◆ Document extract
☆ ☆ ☆ ☆ ☆
# Ludington will allow ORVs, golf carts on roads as one-year trial



## hitechman (Feb 25, 2002)

Effective August 17.


Dan Quinn of U-Win Motorsports presented a petition with 82 signatures of people who are in favor of the new ordinances.
Ludington Police Chief Mark Barnett was asked a lot of questions.
He said the department is ready to enforce the new ordinances, but he did not advocate for or against them. He said there are going to be issues when you allow a new vehicle on the roadway, but whether the benefit outweighs the risk is the question.
Bikes are allowed now, Barnett noted.
Councilor Mike Krauch said he has serious reservations. 
"My concern would be A. visibility," Krauch said. 
"It will only take one incident," he said. 
Just one bad accident could be catastrophic, Krauch said.
It's different than a bike, he said, because drivers of ORVs and golf carts treat the vehicles more like cars than bicyclists do in riding bikes.
Councilor Kaye Ferguson Holman said maybe there hasn't been enough study.
Mayor Ryan Cox said he thinks the committee has studied it extensively. 
"Would there be any benefit to that?" Cox asked.
Councilor Gary Castonia said no. 
The one-year sunset is important, Castonia noted. 
"Before a lot of people buy them I want them to know it's a one-year thing," Castonia said. 
Holman said that sunset clause is important as well.
"We're never going to know unless we try," she said.

Read more about it here: http://www.shorelinemedia.net/ludin...cle_53577e6c-34b3-11e5-9483-83ddcd171a32.html

Steve


----------



## Steve (Jan 15, 2000)
☆ ☆ ☆ ☆ ☆
◆ Stated task a
Quote the rows from the start of the rows through the line containing "Text: 6ch: 6ch xyxy=(436,836,472,854)", with both of those ends included.
The Ludington thread and the rows after it have no connection to each other.

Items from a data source
☆ ☆ ☆ ☆ ☆
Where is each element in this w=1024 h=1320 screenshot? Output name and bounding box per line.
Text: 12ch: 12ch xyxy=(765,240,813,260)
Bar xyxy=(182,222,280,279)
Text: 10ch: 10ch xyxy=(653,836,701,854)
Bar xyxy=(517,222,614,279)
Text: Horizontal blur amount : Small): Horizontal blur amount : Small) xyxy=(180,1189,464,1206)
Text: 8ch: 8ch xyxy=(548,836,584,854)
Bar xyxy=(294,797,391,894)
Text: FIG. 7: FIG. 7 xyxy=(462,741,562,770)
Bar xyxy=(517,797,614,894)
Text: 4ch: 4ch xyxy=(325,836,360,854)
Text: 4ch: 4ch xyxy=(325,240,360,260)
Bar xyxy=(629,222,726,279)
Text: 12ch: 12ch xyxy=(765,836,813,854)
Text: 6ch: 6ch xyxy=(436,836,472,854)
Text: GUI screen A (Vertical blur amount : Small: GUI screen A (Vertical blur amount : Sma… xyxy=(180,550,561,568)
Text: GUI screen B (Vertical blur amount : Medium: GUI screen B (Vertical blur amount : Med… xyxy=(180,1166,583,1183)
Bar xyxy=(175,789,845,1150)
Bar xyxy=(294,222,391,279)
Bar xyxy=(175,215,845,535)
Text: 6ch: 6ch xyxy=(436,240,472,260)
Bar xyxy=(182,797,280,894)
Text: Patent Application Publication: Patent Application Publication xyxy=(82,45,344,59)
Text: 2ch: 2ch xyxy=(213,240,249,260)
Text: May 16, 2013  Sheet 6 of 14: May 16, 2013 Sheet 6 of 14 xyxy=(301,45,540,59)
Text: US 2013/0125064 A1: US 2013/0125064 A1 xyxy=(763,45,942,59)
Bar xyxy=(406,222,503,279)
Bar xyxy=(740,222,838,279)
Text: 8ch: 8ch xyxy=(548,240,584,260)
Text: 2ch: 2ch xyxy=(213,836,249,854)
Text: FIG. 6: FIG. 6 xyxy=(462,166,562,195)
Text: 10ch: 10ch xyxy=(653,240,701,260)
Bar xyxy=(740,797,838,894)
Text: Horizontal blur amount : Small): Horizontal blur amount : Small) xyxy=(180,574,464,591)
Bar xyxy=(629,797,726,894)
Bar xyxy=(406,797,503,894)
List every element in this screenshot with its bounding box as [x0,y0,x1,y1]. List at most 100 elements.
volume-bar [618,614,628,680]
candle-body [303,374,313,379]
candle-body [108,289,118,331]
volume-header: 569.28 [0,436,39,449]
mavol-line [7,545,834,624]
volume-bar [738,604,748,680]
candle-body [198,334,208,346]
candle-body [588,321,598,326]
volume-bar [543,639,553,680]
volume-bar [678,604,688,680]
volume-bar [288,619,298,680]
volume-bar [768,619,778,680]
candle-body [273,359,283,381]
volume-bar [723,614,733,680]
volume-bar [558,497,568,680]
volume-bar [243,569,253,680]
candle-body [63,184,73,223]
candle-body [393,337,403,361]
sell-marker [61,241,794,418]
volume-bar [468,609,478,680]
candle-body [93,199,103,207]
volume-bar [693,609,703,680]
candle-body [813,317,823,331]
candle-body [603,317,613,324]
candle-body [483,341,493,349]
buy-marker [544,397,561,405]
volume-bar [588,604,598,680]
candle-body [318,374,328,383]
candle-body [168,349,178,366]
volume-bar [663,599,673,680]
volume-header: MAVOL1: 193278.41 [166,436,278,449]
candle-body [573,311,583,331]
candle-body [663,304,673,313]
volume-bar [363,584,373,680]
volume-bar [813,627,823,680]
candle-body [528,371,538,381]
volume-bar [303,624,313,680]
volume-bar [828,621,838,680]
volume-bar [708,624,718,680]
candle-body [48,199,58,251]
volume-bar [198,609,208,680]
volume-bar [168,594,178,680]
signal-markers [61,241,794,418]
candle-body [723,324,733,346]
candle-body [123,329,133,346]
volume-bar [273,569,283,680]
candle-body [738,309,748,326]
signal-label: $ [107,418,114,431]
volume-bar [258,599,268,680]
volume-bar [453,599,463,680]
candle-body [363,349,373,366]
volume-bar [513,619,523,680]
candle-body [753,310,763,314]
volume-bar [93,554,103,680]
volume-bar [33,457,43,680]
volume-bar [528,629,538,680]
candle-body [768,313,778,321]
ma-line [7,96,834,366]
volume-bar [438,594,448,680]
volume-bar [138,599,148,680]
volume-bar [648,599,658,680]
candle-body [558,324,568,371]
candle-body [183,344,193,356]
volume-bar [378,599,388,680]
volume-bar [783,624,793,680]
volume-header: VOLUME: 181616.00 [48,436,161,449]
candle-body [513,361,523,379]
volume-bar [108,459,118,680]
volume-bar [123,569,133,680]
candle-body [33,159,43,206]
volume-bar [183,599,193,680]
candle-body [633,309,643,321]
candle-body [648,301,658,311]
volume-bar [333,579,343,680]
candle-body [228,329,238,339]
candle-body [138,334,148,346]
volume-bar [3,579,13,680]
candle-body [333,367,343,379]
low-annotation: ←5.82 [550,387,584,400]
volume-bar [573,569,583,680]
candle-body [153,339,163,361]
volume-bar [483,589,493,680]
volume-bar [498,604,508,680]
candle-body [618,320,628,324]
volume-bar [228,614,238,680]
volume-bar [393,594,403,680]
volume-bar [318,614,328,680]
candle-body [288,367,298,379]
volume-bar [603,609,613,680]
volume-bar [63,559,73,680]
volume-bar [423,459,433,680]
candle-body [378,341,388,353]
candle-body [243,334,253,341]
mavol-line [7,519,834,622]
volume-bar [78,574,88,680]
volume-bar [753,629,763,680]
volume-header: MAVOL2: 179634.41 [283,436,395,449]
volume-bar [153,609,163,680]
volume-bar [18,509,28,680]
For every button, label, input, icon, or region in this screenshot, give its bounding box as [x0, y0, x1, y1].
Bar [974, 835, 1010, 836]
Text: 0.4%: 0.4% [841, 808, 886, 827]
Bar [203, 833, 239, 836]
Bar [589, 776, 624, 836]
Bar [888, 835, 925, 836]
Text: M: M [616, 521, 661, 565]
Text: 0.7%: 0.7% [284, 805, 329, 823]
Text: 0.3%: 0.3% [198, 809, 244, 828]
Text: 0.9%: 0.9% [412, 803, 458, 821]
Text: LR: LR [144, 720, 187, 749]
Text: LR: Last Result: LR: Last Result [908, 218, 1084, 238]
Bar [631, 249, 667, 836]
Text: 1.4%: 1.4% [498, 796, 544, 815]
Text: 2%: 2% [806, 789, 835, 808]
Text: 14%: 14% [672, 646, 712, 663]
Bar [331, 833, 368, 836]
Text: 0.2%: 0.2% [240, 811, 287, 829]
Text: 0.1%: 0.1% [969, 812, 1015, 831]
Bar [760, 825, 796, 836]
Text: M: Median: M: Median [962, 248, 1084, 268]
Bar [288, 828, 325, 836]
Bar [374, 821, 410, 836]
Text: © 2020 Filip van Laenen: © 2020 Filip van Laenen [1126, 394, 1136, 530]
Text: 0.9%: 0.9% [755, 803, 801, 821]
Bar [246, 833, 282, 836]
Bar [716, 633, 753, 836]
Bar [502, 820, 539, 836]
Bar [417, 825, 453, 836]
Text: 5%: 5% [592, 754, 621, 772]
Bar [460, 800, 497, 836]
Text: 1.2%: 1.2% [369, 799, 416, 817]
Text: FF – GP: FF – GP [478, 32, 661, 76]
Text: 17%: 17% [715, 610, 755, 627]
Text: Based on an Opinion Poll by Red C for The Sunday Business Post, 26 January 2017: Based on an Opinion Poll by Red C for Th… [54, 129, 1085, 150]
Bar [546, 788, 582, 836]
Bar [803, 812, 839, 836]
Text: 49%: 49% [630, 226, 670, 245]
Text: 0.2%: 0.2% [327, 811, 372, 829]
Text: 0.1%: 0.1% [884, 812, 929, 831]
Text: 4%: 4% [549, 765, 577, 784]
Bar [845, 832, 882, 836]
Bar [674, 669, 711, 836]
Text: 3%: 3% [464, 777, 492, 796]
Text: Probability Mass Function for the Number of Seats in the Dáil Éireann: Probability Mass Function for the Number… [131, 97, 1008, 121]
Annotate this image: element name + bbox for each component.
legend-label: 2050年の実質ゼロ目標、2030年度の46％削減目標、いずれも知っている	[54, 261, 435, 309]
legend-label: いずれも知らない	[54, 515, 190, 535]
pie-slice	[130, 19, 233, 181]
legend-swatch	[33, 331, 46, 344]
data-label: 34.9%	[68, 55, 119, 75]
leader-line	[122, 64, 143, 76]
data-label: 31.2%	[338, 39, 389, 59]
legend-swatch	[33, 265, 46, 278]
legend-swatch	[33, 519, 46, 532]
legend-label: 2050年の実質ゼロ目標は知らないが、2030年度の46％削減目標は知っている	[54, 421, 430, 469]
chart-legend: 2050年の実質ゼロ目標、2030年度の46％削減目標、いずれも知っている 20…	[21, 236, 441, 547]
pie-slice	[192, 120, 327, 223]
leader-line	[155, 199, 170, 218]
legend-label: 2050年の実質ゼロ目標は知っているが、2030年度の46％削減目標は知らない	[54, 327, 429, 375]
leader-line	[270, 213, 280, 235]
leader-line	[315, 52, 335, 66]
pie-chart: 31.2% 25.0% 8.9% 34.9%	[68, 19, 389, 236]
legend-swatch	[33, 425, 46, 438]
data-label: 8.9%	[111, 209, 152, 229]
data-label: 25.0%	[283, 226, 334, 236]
☆ ☆ ☆ ☆ ☆
◆ Stated task b
Extend the forum thread about Ludington's one-year trial of ORVs and golf carts on city roads, picking up right after its final line.

◆ Task answer a
Where is each element in this w=1024 h=1320 screenshot? Output name and bounding box per line.
Text: 12ch: 12ch xyxy=(765,240,813,260)
Bar xyxy=(182,222,280,279)
Text: 10ch: 10ch xyxy=(653,836,701,854)
Bar xyxy=(517,222,614,279)
Text: Horizontal blur amount : Small): Horizontal blur amount : Small) xyxy=(180,1189,464,1206)
Text: 8ch: 8ch xyxy=(548,836,584,854)
Bar xyxy=(294,797,391,894)
Text: FIG. 7: FIG. 7 xyxy=(462,741,562,770)
Bar xyxy=(517,797,614,894)
Text: 4ch: 4ch xyxy=(325,836,360,854)
Text: 4ch: 4ch xyxy=(325,240,360,260)
Bar xyxy=(629,222,726,279)
Text: 12ch: 12ch xyxy=(765,836,813,854)
Text: 6ch: 6ch xyxy=(436,836,472,854)

◆ Task answer b
Someday we will get uniform regulations between counties....


----------



## hitechman (Feb 25, 2002)

Steve said:


> Someday we will get uniform regulations between counties....


Actually, Steve, most ordinances follow the state guidelines, and there is a lot of uniformity in the county ordinances now (but by no means completely uniform). There are a few ordinances that are more restrictive on road closures and allowable times of operation, and one best be informed of the local ordinance before they ride. City ordinances are another story. Any township can opt out of a countywide ordinance, and cities/villages and not included in county ordinances.

I do not see any way there can be absolute uniformity, simple because of the numerous different demographics in this state.

I've been involved in authoring many of these ordinances, and the "blood bath" that was predicted has not materialized.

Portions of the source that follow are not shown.